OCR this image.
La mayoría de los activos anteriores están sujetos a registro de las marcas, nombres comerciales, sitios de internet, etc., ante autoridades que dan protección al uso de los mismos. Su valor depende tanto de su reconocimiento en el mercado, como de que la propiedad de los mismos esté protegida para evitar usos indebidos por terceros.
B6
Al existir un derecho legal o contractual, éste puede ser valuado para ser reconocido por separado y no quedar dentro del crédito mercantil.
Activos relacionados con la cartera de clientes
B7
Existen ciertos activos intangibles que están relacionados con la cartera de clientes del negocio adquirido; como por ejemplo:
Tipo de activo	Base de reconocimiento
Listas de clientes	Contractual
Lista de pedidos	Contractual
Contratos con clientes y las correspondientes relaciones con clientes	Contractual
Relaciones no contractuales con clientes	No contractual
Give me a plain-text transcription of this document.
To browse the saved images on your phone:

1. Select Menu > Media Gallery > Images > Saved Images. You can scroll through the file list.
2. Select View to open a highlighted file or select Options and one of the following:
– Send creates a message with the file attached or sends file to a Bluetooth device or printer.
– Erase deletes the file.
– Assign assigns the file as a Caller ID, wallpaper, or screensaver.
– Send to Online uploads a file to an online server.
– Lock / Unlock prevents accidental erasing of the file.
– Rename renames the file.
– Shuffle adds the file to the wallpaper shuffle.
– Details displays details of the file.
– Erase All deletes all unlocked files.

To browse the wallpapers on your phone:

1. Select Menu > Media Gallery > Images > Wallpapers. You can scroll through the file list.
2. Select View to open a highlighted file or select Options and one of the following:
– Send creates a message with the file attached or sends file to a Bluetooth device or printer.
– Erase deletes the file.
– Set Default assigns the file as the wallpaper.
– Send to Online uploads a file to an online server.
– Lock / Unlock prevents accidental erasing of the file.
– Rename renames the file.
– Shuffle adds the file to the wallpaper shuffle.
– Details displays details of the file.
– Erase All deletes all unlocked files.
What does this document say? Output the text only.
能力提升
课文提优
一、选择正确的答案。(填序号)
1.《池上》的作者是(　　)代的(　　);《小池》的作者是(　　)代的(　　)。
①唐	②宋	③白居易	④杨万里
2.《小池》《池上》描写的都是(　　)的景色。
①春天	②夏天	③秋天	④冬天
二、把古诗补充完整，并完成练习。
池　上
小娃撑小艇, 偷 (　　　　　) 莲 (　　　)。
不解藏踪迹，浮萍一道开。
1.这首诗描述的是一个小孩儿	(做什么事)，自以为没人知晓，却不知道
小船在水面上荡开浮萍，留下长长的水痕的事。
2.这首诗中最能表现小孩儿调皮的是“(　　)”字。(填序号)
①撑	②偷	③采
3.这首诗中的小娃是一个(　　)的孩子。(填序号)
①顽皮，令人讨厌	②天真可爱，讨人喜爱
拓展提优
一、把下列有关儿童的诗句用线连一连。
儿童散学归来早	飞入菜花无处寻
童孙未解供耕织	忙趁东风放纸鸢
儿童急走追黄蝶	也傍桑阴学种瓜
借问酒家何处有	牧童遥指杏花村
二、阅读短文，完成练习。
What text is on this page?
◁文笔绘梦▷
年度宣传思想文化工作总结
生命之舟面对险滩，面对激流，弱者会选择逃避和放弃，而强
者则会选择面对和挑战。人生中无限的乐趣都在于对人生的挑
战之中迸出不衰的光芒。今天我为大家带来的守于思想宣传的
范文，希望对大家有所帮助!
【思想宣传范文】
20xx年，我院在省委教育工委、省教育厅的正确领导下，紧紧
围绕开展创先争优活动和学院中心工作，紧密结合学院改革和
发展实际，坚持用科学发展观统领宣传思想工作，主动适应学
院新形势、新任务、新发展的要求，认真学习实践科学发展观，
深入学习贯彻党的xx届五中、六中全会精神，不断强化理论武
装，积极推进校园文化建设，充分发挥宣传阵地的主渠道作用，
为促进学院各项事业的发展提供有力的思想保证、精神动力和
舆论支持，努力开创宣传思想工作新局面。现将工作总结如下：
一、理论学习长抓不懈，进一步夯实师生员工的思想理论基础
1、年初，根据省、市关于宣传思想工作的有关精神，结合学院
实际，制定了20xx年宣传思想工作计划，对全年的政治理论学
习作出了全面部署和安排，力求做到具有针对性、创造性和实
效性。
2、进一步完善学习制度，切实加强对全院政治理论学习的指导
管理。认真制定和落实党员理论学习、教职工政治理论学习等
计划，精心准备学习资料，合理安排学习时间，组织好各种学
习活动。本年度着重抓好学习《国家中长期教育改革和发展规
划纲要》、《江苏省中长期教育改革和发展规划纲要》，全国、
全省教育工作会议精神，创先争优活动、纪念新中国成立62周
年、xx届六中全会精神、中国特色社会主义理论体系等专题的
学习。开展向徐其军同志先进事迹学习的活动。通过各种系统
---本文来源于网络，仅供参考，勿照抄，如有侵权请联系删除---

- **What to do**
Reproduce the material above, every line of it, exactly.

- **Solution to this task**
OCR this image.
La mayoría de los activos anteriores están sujetos a registro de las marcas, nombres comerciales, sitios de internet, etc., ante autoridades que dan protección al uso de los mismos. Su valor depende tanto de su reconocimiento en el mercado, como de que la propiedad de los mismos esté protegida para evitar usos indebidos por terceros.
B6
Al existir un derecho legal o contractual, éste puede ser valuado para ser reconocido por separado y no quedar dentro del crédito mercantil.
Activos relacionados con la cartera de clientes
B7
Existen ciertos activos intangibles que están relacionados con la cartera de clientes del negocio adquirido; como por ejemplo:
Tipo de activo	Base de reconocimiento
Listas de clientes	Contractual
Lista de pedidos	Contractual
Contratos con clientes y las correspondientes relaciones con clientes	Contractual
Relaciones no contractuales con clientes	No contractual
Give me a plain-text transcription of this document.
To browse the saved images on your phone:

1. Select Menu > Media Gallery > Images > Saved Images. You can scroll through the file list.
2. Select View to open a highlighted file or select Options and one of the following:
– Send creates a message with the file attached or sends file to a Bluetooth device or printer.
– Erase deletes the file.
– Assign assigns the file as a Caller ID, wallpaper, or screensaver.
– Send to Online uploads a file to an online server.
– Lock / Unlock prevents accidental erasing of the file.
– Rename renames the file.
– Shuffle adds the file to the wallpaper shuffle.
– Details displays details of the file.
– Erase All deletes all unlocked files.

To browse the wallpapers on your phone:

1. Select Menu > Media Gallery > Images > Wallpapers. You can scroll through the file list.
2. Select View to open a highlighted file or select Options and one of the following:
– Send creates a message with the file attached or sends file to a Bluetooth device or printer.
– Erase deletes the file.
– Set Default assigns the file as the wallpaper.
– Send to Online uploads a file to an online server.
– Lock / Unlock prevents accidental erasing of the file.
– Rename renames the file.
– Shuffle adds the file to the wallpaper shuffle.
– Details displays details of the file.
– Erase All deletes all unlocked files.
What does this document say? Output the text only.
能力提升
课文提优
一、选择正确的答案。(填序号)
1.《池上》的作者是(　　)代的(　　);《小池》的作者是(　　)代的(　　)。
①唐	②宋	③白居易	④杨万里
2.《小池》《池上》描写的都是(　　)的景色。
①春天	②夏天	③秋天	④冬天
二、把古诗补充完整，并完成练习。
池　上
小娃撑小艇, 偷 (　　　　　) 莲 (　　　)。
不解藏踪迹，浮萍一道开。
1.这首诗描述的是一个小孩儿	(做什么事)，自以为没人知晓，却不知道
小船在水面上荡开浮萍，留下长长的水痕的事。
2.这首诗中最能表现小孩儿调皮的是“(　　)”字。(填序号)
①撑	②偷	③采
3.这首诗中的小娃是一个(　　)的孩子。(填序号)
①顽皮，令人讨厌	②天真可爱，讨人喜爱
拓展提优
一、把下列有关儿童的诗句用线连一连。
儿童散学归来早	飞入菜花无处寻
童孙未解供耕织	忙趁东风放纸鸢
儿童急走追黄蝶	也傍桑阴学种瓜
借问酒家何处有	牧童遥指杏花村
二、阅读短文，完成练习。
What text is on this page?
◁文笔绘梦▷
年度宣传思想文化工作总结
生命之舟面对险滩，面对激流，弱者会选择逃避和放弃，而强
者则会选择面对和挑战。人生中无限的乐趣都在于对人生的挑
战之中迸出不衰的光芒。今天我为大家带来的守于思想宣传的
范文，希望对大家有所帮助!
【思想宣传范文】
20xx年，我院在省委教育工委、省教育厅的正确领导下，紧紧
围绕开展创先争优活动和学院中心工作，紧密结合学院改革和
发展实际，坚持用科学发展观统领宣传思想工作，主动适应学
院新形势、新任务、新发展的要求，认真学习实践科学发展观，
深入学习贯彻党的xx届五中、六中全会精神，不断强化理论武
装，积极推进校园文化建设，充分发挥宣传阵地的主渠道作用，
为促进学院各项事业的发展提供有力的思想保证、精神动力和
舆论支持，努力开创宣传思想工作新局面。现将工作总结如下：
一、理论学习长抓不懈，进一步夯实师生员工的思想理论基础
1、年初，根据省、市关于宣传思想工作的有关精神，结合学院
实际，制定了20xx年宣传思想工作计划，对全年的政治理论学
习作出了全面部署和安排，力求做到具有针对性、创造性和实
效性。
2、进一步完善学习制度，切实加强对全院政治理论学习的指导
管理。认真制定和落实党员理论学习、教职工政治理论学习等
计划，精心准备学习资料，合理安排学习时间，组织好各种学
习活动。本年度着重抓好学习《国家中长期教育改革和发展规
划纲要》、《江苏省中长期教育改革和发展规划纲要》，全国、
全省教育工作会议精神，创先争优活动、纪念新中国成立62周
年、xx届六中全会精神、中国特色社会主义理论体系等专题的
学习。开展向徐其军同志先进事迹学习的活动。通过各种系统
---本文来源于网络，仅供参考，勿照抄，如有侵权请联系删除---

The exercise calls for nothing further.